Go through the data below line by line and count those containing the word "ALBERTA". Reply with the count only.

-------- DATA ENTRIES --------

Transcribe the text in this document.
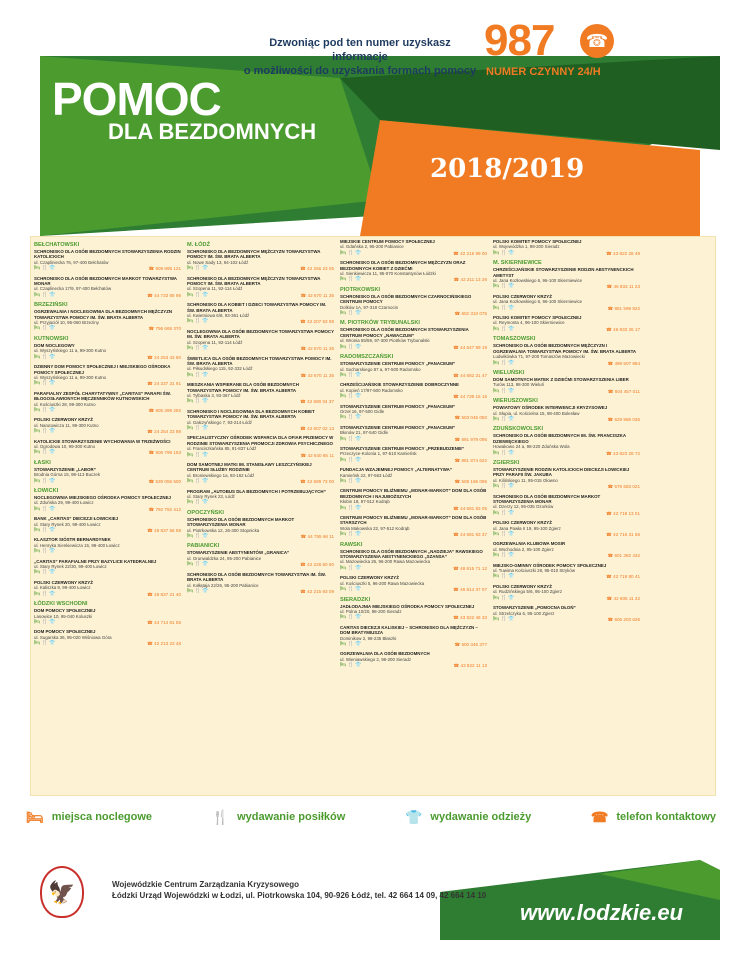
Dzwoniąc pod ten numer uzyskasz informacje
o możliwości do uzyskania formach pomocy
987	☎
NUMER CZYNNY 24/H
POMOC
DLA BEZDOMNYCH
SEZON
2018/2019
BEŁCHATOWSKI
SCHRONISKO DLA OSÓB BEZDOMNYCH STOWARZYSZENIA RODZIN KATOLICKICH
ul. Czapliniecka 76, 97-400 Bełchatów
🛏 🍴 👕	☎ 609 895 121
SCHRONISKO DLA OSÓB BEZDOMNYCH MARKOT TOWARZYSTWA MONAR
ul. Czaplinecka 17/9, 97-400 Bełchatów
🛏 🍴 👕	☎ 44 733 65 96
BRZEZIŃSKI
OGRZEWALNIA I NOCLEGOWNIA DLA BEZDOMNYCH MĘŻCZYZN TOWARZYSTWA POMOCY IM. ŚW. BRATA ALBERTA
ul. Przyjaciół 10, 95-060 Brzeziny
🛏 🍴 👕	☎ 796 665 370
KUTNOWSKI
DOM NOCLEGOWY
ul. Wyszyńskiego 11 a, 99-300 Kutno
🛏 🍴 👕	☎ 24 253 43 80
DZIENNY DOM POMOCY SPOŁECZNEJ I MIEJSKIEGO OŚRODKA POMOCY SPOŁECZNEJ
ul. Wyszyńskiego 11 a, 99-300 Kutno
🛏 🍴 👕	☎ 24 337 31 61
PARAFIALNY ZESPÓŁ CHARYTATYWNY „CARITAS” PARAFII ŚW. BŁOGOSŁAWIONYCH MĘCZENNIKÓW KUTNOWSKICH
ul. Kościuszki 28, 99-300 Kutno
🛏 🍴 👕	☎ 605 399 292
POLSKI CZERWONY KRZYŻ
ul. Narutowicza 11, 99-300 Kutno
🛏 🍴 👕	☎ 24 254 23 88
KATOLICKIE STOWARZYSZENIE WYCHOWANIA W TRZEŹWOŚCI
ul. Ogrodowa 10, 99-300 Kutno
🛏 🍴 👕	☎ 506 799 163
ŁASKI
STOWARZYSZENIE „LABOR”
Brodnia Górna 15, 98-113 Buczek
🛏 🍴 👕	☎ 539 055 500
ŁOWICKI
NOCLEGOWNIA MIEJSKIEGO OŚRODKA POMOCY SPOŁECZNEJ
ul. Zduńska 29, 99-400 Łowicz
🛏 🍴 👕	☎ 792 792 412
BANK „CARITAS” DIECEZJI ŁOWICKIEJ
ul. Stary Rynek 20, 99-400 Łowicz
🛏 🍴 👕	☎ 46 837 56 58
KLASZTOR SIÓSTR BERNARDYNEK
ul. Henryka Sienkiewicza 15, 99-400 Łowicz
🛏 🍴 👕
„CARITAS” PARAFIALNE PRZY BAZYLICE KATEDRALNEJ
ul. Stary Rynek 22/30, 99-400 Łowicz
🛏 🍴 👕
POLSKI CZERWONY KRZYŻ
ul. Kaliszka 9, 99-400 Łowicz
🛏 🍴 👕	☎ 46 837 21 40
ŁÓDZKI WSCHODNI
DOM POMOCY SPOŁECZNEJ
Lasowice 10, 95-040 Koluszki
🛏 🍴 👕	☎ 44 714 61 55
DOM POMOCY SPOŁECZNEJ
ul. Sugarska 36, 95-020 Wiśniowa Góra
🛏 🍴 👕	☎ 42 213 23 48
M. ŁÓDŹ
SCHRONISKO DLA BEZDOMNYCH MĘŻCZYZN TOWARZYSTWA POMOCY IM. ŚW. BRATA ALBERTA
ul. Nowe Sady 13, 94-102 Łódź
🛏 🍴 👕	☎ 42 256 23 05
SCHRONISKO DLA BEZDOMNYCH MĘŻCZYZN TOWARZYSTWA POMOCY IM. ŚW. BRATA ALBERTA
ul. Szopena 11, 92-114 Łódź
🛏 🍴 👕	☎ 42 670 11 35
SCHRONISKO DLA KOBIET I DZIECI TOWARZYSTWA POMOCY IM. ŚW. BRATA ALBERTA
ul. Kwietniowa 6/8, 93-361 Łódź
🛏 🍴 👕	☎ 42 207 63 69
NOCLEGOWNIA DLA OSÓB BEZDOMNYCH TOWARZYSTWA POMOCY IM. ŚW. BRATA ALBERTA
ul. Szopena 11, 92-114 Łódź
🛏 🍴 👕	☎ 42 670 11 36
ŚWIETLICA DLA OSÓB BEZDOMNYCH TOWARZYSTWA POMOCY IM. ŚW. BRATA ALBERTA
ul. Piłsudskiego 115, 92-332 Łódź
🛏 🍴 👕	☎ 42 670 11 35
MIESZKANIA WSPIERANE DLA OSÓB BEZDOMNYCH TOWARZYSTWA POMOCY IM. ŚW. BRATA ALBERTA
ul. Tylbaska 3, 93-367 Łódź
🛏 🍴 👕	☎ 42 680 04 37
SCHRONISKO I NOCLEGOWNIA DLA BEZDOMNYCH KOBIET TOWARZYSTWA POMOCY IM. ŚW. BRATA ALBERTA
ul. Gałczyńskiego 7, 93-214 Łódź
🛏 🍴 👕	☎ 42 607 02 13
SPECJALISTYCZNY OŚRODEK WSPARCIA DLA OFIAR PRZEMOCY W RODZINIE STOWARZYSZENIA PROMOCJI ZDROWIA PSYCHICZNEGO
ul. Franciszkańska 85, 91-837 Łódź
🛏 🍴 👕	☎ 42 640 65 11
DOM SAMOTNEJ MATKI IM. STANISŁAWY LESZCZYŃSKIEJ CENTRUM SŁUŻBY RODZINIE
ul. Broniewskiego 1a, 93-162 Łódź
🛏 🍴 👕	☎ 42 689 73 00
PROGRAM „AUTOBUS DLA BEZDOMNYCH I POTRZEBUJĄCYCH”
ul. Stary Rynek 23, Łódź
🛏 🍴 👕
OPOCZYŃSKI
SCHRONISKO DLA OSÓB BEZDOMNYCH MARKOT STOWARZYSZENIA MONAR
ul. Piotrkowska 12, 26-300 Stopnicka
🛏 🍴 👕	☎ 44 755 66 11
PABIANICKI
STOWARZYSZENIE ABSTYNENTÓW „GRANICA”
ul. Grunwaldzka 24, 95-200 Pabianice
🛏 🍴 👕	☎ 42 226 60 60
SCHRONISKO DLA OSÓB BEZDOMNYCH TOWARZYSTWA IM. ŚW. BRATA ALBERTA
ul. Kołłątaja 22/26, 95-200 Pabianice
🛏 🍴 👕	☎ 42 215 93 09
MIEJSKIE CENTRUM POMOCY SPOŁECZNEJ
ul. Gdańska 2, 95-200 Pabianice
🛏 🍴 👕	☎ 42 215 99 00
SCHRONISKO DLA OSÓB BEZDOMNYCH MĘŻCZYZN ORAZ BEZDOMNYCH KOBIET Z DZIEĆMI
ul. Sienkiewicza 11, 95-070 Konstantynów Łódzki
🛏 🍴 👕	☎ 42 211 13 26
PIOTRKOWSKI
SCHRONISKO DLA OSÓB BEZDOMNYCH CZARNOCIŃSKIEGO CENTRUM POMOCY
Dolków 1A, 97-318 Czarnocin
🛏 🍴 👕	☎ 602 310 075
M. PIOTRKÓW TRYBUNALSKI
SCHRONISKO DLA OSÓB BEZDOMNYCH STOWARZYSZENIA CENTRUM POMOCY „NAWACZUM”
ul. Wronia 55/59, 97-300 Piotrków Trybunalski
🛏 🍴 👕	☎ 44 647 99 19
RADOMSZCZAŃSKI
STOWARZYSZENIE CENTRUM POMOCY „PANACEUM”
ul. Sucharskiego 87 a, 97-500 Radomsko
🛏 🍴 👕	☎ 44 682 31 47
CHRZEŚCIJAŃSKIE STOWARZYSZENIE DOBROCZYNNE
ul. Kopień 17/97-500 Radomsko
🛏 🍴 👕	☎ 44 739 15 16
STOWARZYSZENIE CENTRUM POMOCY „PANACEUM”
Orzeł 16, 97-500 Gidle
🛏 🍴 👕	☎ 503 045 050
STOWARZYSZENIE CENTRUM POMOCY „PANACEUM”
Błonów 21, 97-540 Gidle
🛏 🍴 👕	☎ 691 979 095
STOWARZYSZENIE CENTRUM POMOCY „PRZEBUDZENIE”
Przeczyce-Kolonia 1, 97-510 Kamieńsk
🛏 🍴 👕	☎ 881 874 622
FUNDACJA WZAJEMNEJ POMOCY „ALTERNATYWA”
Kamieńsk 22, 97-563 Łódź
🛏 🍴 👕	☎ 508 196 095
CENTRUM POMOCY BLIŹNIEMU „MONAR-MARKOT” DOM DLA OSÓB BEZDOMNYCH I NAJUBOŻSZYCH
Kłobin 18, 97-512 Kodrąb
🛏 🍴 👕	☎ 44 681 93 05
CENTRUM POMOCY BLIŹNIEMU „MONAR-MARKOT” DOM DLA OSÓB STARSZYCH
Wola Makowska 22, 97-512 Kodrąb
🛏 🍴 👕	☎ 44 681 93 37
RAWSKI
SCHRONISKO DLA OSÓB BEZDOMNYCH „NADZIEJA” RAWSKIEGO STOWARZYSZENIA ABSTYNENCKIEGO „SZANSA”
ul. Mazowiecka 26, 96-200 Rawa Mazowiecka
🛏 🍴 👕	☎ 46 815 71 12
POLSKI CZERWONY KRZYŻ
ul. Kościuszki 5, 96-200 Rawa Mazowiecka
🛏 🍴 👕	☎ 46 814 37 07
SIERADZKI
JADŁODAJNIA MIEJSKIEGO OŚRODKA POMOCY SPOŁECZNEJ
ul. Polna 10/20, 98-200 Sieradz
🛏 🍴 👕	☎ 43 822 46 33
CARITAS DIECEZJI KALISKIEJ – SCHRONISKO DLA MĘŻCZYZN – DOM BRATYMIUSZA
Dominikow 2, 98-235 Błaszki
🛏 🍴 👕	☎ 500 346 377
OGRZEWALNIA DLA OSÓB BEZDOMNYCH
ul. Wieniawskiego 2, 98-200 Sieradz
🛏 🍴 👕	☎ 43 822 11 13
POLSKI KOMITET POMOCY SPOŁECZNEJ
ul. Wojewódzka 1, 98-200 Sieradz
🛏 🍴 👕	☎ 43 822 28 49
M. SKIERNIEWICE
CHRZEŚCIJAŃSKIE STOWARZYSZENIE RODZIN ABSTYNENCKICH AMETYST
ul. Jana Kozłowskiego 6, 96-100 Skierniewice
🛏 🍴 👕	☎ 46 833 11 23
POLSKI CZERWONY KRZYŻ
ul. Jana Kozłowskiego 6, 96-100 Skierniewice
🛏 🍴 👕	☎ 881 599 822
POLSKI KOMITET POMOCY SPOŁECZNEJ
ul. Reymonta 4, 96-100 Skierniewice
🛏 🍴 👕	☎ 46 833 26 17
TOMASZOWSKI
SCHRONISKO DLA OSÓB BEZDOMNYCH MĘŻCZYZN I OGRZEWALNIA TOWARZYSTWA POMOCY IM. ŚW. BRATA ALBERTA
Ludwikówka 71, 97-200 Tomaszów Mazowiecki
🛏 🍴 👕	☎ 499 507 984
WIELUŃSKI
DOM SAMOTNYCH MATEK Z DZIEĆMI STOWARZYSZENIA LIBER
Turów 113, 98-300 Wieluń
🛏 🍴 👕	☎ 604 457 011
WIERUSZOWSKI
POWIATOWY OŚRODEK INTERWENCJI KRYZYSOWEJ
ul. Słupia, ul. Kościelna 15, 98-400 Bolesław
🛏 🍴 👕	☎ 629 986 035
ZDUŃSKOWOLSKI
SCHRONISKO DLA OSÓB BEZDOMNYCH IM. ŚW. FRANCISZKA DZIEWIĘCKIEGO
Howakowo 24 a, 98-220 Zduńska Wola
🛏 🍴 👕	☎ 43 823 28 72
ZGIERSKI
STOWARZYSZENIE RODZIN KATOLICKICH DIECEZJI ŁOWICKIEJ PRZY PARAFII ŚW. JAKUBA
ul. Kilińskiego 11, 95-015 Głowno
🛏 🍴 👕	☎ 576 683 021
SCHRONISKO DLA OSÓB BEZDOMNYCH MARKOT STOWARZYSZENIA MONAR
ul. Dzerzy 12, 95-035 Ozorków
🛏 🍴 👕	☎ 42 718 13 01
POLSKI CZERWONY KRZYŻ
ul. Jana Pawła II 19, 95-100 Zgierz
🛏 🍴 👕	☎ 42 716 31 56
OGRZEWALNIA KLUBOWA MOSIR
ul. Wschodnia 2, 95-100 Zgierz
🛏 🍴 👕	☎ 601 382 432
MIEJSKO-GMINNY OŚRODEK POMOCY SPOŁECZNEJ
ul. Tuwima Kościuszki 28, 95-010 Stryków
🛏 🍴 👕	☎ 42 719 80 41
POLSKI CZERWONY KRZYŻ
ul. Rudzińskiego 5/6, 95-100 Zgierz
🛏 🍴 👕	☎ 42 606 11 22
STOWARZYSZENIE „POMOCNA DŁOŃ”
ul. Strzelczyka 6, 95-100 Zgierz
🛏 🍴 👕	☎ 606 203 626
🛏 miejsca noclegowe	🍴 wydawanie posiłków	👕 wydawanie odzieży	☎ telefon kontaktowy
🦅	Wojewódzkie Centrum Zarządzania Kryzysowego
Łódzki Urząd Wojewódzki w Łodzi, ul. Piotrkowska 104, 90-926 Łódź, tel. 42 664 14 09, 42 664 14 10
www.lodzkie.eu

--------
-------- DATA ENTRIES --------

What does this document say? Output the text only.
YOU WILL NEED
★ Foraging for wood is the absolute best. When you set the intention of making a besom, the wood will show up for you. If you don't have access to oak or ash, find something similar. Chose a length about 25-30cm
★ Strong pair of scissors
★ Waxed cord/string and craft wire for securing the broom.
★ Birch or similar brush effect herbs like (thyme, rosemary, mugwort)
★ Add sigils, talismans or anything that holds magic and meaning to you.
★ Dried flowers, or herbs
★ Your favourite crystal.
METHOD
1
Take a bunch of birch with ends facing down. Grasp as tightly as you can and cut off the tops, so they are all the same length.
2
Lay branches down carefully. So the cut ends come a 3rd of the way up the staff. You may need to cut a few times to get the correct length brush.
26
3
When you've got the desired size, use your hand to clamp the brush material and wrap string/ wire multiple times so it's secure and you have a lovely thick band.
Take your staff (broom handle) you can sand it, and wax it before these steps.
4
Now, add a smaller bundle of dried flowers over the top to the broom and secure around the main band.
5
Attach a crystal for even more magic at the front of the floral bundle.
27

--------

RESPONSE TO THE EXERCISE = 10